■ What this task involves
Collect from the data below each line with "втором".
::: Dataset rows
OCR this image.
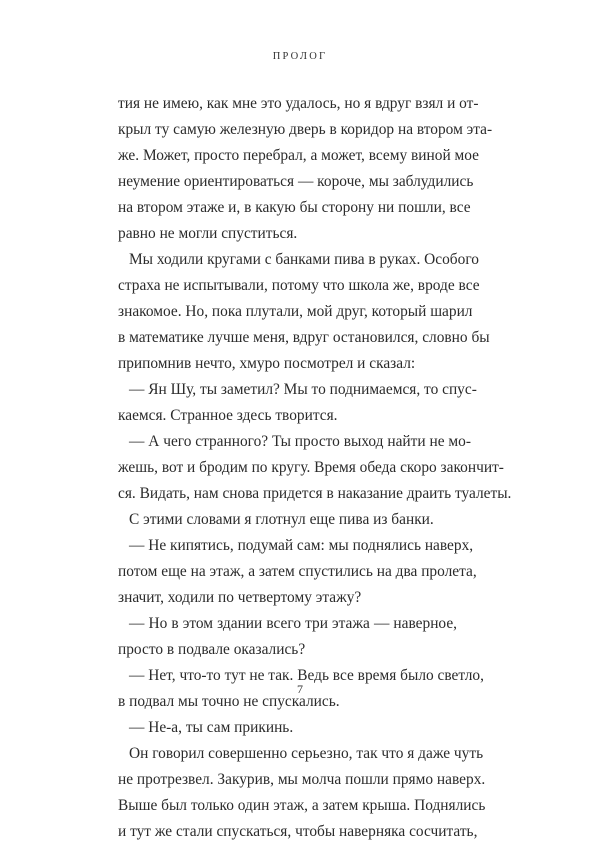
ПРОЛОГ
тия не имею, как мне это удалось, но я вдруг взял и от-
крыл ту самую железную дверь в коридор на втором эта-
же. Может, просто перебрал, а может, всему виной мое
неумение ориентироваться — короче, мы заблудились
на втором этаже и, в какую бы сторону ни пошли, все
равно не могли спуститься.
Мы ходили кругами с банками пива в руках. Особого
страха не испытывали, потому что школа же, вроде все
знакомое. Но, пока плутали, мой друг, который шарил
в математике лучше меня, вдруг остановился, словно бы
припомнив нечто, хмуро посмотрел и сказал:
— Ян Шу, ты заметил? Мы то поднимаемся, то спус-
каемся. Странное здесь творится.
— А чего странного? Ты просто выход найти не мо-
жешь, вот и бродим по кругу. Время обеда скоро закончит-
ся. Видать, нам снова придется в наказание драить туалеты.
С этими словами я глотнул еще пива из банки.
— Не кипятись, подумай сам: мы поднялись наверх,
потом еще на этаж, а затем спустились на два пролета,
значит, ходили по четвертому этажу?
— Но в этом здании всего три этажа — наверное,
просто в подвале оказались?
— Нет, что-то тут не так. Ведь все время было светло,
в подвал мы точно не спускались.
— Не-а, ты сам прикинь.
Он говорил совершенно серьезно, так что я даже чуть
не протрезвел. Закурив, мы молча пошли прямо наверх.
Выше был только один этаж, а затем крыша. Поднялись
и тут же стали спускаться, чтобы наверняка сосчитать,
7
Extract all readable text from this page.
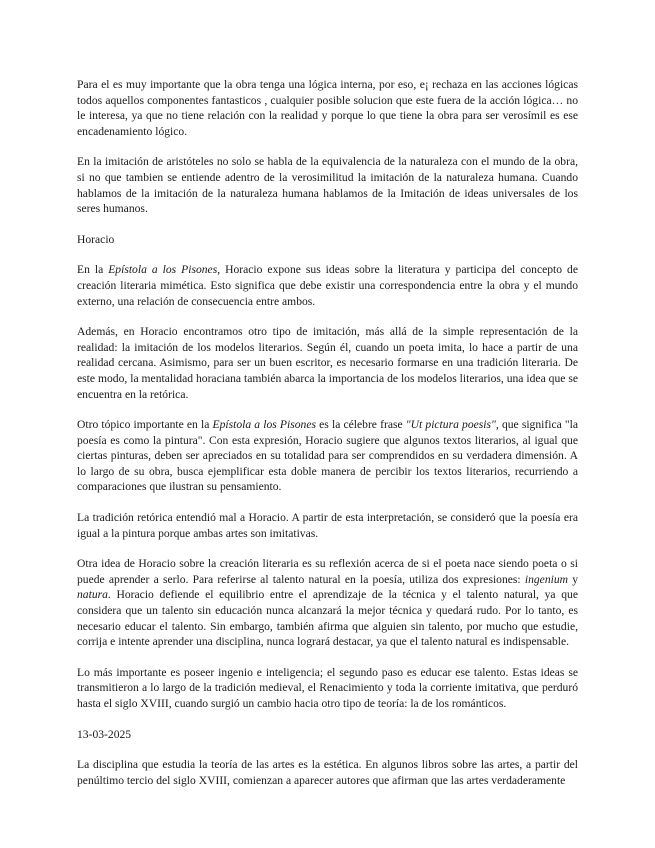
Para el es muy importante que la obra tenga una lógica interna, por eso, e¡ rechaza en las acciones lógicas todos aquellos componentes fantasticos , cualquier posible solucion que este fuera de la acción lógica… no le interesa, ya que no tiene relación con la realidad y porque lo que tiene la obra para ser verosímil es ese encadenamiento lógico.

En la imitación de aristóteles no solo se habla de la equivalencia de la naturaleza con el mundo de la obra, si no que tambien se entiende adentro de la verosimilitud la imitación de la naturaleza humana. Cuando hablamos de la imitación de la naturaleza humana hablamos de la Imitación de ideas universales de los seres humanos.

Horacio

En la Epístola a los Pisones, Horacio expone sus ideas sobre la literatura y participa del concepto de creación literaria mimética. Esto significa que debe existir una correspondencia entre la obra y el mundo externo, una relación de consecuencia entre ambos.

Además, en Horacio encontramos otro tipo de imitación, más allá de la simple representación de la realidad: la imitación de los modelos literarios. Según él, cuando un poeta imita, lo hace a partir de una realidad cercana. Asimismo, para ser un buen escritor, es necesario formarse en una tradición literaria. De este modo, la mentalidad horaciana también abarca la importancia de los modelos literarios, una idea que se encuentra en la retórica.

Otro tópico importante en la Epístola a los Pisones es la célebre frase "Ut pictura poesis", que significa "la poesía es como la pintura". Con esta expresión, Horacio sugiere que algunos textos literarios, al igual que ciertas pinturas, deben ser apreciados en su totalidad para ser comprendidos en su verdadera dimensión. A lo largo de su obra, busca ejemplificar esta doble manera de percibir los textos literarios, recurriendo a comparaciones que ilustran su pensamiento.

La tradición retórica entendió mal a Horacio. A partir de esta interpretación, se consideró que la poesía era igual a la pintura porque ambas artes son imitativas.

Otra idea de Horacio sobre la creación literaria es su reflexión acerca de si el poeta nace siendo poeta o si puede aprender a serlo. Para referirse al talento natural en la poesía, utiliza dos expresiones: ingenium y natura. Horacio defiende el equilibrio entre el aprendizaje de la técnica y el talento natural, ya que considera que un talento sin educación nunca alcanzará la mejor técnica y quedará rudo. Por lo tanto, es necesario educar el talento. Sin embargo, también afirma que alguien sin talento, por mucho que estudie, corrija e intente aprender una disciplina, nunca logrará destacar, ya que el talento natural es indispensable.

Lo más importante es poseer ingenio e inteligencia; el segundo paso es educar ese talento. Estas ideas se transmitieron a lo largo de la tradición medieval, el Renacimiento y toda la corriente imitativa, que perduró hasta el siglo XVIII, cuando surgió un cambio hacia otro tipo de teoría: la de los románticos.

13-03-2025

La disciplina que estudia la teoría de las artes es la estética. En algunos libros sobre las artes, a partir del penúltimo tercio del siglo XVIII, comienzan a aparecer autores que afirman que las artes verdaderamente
::::::
::: Dataset rows
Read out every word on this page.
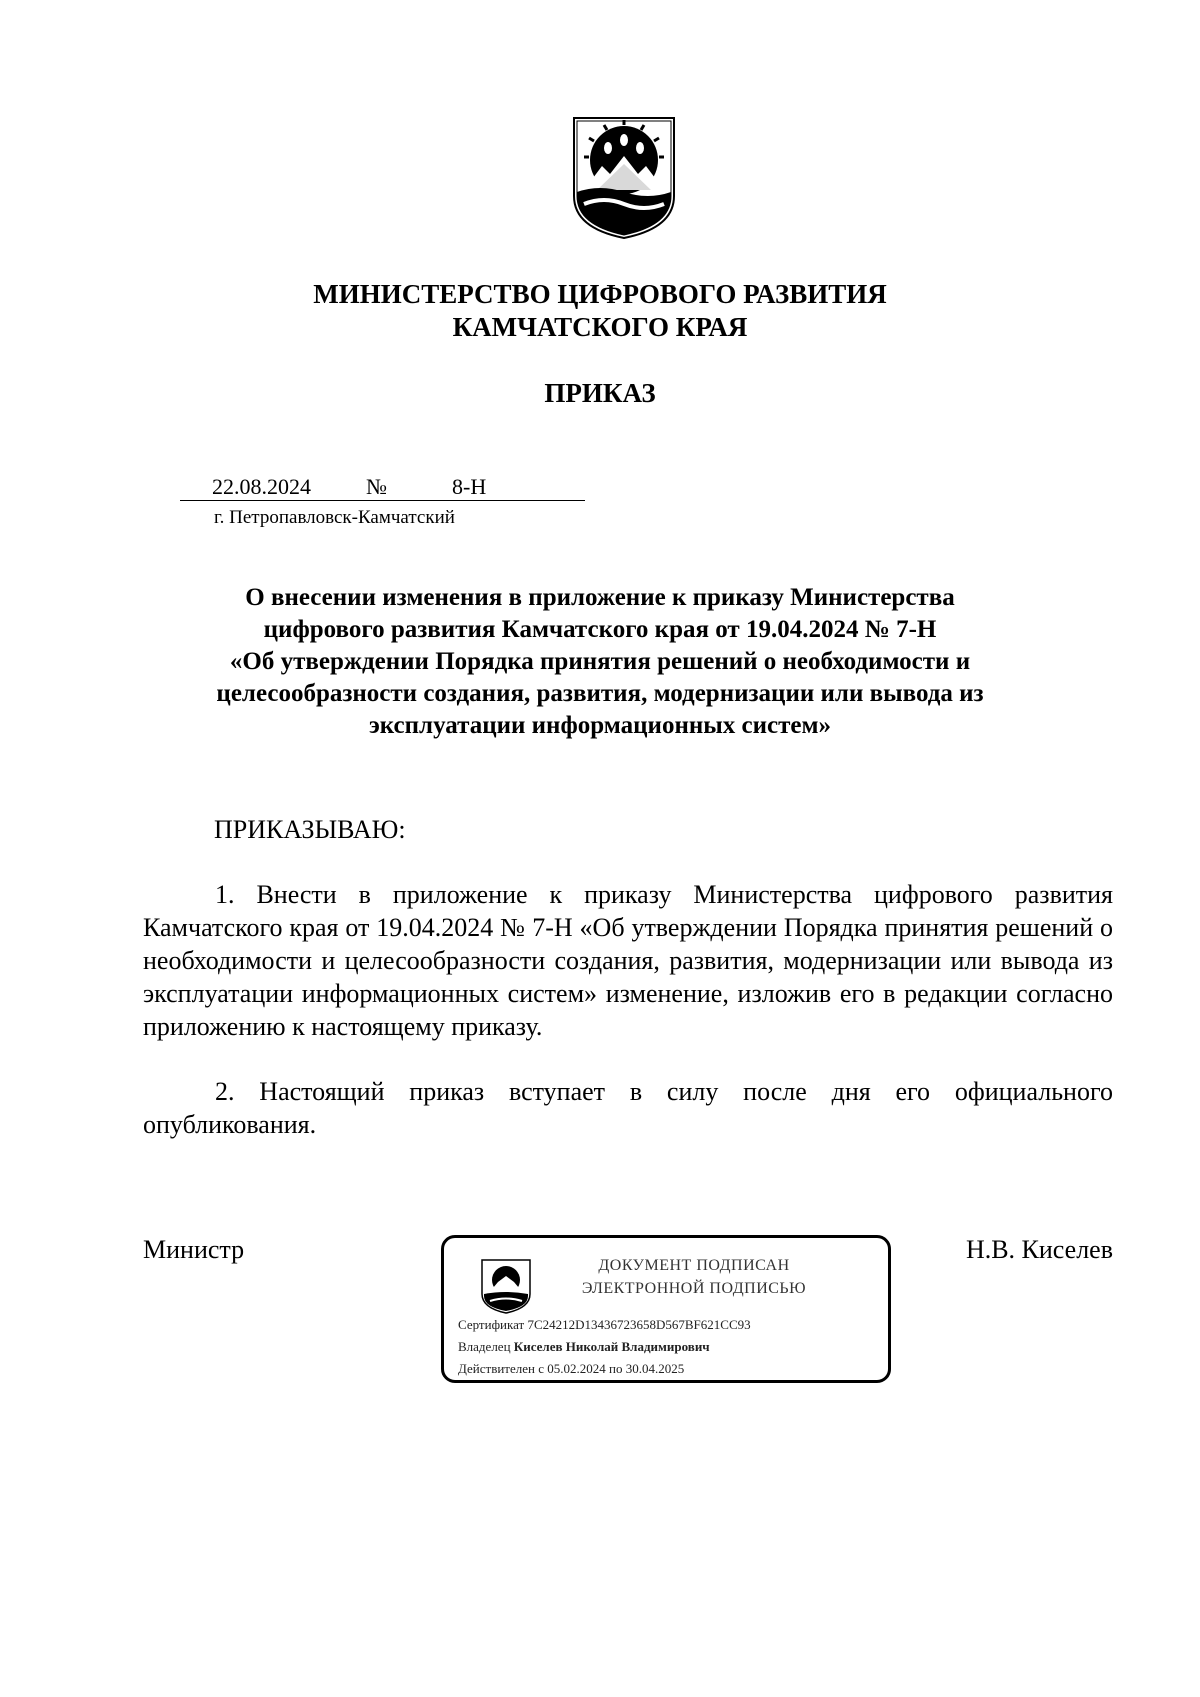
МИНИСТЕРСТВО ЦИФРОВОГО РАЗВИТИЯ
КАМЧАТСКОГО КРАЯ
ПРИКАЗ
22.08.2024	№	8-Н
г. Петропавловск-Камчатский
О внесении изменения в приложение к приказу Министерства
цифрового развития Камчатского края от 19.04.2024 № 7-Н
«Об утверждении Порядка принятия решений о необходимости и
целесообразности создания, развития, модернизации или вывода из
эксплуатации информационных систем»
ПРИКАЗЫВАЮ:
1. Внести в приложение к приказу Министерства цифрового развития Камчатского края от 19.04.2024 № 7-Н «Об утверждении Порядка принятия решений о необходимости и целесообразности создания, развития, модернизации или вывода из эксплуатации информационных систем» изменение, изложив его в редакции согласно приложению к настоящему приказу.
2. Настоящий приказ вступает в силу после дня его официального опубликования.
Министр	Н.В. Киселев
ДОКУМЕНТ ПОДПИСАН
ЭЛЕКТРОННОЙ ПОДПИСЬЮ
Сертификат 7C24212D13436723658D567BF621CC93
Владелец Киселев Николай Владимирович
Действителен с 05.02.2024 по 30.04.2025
::::::
■ Answer to this task
крыл ту самую железную дверь в коридор на втором эта-
на втором этаже и, в какую бы сторону ни пошли, все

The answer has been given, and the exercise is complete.